PROBLEM DETAILS:
Each record must be reproduced exactly as it is shown.

RAW RECORDS:

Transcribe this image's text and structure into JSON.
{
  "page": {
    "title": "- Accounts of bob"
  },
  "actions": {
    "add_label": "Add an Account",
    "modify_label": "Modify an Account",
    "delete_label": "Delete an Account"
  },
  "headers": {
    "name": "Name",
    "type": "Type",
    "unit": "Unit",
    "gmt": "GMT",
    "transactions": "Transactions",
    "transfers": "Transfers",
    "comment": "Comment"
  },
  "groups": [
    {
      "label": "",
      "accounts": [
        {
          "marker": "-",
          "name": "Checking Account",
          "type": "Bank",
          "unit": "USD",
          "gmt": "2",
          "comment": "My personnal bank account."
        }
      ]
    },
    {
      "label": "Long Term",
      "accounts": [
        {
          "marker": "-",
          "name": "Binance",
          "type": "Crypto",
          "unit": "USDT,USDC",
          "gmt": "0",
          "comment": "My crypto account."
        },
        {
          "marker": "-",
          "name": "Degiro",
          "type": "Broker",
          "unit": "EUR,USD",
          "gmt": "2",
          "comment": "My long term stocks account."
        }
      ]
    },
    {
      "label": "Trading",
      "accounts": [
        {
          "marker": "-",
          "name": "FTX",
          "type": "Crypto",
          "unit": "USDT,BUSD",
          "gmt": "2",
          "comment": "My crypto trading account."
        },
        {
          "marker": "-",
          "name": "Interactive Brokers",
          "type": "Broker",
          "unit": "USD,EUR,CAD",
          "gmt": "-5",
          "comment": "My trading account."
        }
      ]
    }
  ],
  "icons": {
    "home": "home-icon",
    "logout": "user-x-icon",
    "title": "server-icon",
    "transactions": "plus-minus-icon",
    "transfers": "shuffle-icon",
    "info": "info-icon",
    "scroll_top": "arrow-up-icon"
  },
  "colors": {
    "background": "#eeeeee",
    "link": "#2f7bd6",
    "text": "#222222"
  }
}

TASK RESULT:
Transcribe this image's text and structure into JSON.
{
  "page": {
    "title": "- Accounts of bob"
  },
  "actions": {
    "add_label": "Add an Account",
    "modify_label": "Modify an Account",
    "delete_label": "Delete an Account"
  },
  "headers": {
    "name": "Name",
    "type": "Type",
    "unit": "Unit",
    "gmt": "GMT",
    "transactions": "Transactions",
    "transfers": "Transfers",
    "comment": "Comment"
  },
  "groups": [
    {
      "label": "",
      "accounts": [
        {
          "marker": "-",
          "name": "Checking Account",
          "type": "Bank",
          "unit": "USD",
          "gmt": "2",
          "comment": "My personnal bank account."
        }
      ]
    },
    {
      "label": "Long Term",
      "accounts": [
        {
          "marker": "-",
          "name": "Binance",
          "type": "Crypto",
          "unit": "USDT,USDC",
          "gmt": "0",
          "comment": "My crypto account."
        },
        {
          "marker": "-",
          "name": "Degiro",
          "type": "Broker",
          "unit": "EUR,USD",
          "gmt": "2",
          "comment": "My long term stocks account."
        }
      ]
    },
    {
      "label": "Trading",
      "accounts": [
        {
          "marker": "-",
          "name": "FTX",
          "type": "Crypto",
          "unit": "USDT,BUSD",
          "gmt": "2",
          "comment": "My crypto trading account."
        },
        {
          "marker": "-",
          "name": "Interactive Brokers",
          "type": "Broker",
          "unit": "USD,EUR,CAD",
          "gmt": "-5",
          "comment": "My trading account."
        }
      ]
    }
  ],
  "icons": {
    "home": "home-icon",
    "logout": "user-x-icon",
    "title": "server-icon",
    "transactions": "plus-minus-icon",
    "transfers": "shuffle-icon",
    "info": "info-icon",
    "scroll_top": "arrow-up-icon"
  },
  "colors": {
    "background": "#eeeeee",
    "link": "#2f7bd6",
    "text": "#222222"
  }
}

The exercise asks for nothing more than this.